[BEGIN]

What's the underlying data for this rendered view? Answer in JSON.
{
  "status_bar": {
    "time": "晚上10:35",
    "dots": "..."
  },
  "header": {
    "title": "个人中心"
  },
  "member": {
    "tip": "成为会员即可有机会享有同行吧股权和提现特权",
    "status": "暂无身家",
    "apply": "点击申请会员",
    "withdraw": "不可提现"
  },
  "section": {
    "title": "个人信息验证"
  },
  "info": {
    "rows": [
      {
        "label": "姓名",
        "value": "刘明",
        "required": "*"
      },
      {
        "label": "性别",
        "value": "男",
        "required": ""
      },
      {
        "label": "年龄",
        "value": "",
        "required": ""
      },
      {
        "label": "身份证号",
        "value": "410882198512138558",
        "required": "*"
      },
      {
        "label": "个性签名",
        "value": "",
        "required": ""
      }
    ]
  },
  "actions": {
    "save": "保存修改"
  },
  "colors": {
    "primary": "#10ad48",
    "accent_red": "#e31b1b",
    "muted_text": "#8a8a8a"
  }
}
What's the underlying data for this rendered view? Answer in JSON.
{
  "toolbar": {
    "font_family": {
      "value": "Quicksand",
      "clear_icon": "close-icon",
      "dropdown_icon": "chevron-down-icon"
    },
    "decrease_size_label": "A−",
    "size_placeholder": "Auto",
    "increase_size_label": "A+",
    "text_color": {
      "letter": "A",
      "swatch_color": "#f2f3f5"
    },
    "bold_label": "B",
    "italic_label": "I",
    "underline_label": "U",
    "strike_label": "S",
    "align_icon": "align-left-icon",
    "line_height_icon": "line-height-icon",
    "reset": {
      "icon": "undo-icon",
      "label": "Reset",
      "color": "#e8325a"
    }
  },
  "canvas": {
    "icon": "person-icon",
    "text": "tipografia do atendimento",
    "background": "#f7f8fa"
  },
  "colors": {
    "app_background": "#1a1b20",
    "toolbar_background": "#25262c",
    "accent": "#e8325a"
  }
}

[END]

[What is asked]
Locate the string "value" in the listing above and copy every line where it occurs.

[Task solution]
        "value": "刘明",
        "value": "男",
        "value": "",
        "value": "410882198512138558",
        "value": "",
      "value": "Quicksand",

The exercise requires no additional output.